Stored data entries

— BEGIN —

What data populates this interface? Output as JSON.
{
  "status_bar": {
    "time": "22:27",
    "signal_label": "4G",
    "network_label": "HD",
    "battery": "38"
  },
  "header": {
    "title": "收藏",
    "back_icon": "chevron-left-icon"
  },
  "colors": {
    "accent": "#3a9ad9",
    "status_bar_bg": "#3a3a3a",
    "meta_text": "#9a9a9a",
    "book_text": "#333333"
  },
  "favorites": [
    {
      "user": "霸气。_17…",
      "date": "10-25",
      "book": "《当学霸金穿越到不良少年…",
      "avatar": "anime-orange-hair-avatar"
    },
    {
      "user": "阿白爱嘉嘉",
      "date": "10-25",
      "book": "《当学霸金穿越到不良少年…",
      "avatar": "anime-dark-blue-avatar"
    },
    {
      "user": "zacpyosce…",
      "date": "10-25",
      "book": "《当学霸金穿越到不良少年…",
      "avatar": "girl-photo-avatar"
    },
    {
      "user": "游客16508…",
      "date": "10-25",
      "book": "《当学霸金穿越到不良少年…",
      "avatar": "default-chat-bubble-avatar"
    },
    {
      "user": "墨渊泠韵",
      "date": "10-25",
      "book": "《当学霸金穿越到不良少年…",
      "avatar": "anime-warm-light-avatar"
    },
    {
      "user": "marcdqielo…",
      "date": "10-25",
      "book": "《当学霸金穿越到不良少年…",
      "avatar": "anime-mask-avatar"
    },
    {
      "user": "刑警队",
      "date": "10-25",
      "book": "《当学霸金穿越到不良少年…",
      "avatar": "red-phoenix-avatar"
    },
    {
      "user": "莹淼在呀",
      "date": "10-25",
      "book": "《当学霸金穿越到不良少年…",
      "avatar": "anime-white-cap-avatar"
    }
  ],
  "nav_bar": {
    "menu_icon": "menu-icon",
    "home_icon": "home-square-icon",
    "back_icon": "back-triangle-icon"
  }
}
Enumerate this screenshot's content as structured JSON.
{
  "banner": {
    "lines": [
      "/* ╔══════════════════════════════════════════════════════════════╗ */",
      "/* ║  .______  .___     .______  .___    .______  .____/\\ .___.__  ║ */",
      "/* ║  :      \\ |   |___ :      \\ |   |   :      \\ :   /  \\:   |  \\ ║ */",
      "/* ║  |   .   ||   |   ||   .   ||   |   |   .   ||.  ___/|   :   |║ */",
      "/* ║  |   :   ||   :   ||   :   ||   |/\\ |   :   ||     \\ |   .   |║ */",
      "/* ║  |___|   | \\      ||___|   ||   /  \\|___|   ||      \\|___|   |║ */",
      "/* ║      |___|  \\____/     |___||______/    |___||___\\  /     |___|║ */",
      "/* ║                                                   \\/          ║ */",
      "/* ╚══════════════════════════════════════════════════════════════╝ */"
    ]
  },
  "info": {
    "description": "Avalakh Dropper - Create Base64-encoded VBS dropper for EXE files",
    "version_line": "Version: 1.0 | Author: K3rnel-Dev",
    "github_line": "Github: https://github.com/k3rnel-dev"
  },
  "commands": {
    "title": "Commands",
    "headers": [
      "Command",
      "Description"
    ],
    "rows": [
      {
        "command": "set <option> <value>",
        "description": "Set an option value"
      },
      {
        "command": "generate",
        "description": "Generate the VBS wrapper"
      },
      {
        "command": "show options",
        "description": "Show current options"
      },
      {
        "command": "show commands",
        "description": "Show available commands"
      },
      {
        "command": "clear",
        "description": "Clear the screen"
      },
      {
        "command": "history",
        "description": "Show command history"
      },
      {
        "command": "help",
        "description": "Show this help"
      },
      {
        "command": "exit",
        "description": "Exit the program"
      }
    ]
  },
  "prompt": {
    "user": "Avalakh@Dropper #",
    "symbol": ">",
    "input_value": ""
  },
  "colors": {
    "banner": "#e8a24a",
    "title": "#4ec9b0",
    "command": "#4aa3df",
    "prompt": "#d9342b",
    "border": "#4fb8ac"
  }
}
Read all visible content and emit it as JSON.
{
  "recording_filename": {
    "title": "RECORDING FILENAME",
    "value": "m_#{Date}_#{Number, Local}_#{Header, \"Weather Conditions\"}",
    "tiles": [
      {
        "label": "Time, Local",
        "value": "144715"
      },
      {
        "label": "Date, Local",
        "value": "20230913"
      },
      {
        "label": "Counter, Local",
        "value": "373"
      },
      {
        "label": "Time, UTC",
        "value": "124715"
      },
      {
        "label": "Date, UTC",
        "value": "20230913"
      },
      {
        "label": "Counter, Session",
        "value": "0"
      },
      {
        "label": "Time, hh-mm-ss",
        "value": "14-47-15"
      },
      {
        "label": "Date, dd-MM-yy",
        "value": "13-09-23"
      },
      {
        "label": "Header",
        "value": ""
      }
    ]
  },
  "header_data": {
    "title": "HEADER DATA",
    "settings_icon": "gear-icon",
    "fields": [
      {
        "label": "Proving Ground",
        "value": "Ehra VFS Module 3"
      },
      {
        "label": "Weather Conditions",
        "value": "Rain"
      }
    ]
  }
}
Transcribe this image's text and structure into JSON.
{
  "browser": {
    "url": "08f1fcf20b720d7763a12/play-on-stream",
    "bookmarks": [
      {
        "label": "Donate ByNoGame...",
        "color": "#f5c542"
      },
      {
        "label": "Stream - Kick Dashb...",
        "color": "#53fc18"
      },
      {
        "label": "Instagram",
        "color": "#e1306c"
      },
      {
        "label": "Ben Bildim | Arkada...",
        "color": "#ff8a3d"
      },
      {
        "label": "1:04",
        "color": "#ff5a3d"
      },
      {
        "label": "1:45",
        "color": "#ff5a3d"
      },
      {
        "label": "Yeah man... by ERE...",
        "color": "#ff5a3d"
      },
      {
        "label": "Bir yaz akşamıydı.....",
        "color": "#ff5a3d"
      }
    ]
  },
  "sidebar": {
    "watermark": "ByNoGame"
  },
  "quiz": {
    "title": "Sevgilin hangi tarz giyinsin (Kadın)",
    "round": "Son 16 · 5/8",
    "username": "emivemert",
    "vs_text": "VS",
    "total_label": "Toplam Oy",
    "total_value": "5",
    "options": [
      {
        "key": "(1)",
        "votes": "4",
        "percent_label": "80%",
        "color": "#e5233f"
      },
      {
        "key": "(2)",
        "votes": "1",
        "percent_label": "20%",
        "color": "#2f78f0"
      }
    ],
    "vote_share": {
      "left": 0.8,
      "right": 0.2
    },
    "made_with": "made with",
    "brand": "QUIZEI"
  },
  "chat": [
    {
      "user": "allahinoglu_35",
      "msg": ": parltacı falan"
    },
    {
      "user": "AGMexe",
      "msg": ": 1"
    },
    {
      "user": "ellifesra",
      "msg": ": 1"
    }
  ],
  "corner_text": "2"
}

— END —

DIRECTIONS — Copy each line of the preceding data that contains the string "Conditions".

REPLY —
    "value": "m_#{Date}_#{Number, Local}_#{Header, \"Weather Conditions\"}",
        "label": "Weather Conditions",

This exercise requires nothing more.